## What the task asks
Give the number of lines in the data that hold the word "button", and nothing else.
start
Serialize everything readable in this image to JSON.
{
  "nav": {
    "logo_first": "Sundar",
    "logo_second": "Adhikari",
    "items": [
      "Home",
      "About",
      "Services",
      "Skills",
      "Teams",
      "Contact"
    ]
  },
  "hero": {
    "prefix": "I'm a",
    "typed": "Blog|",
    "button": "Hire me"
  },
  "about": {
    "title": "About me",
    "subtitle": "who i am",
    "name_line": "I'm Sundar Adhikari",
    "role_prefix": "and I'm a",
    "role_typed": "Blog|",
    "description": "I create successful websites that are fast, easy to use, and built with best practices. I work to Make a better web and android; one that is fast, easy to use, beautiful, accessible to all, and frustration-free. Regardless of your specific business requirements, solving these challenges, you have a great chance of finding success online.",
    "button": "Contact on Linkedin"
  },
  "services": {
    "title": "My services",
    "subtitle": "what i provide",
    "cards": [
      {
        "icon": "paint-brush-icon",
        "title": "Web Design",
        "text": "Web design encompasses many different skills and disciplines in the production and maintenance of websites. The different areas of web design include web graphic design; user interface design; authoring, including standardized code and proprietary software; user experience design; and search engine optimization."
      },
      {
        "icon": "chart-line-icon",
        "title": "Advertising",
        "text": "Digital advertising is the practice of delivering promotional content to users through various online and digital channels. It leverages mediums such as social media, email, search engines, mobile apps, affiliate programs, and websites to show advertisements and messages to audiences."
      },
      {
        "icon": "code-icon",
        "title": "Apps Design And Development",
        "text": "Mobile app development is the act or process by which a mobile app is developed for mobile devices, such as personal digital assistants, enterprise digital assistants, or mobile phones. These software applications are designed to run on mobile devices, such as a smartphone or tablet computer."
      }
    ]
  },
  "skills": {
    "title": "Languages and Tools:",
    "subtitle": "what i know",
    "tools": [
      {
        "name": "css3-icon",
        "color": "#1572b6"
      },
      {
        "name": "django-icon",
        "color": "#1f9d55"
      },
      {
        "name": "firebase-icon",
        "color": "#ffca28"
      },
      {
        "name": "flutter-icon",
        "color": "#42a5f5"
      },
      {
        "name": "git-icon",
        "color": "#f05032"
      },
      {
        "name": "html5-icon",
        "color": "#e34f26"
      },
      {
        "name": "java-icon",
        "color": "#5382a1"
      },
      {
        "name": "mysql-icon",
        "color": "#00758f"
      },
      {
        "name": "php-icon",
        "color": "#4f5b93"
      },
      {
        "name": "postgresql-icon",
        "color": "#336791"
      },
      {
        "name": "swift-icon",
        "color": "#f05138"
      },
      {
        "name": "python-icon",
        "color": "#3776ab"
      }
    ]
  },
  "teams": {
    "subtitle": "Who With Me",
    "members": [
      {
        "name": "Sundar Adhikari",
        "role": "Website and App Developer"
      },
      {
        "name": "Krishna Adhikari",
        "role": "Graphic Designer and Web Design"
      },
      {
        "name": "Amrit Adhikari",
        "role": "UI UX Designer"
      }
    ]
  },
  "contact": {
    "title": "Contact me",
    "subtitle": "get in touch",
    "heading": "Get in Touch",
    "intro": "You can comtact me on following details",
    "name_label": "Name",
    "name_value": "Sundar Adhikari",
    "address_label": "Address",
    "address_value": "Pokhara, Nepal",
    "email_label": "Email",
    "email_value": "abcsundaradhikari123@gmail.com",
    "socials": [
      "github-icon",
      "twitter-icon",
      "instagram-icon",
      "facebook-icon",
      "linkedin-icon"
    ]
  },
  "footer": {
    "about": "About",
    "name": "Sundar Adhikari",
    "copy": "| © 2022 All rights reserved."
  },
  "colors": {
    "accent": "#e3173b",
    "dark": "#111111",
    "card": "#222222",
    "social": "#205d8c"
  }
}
end
## Solution to this exercise
2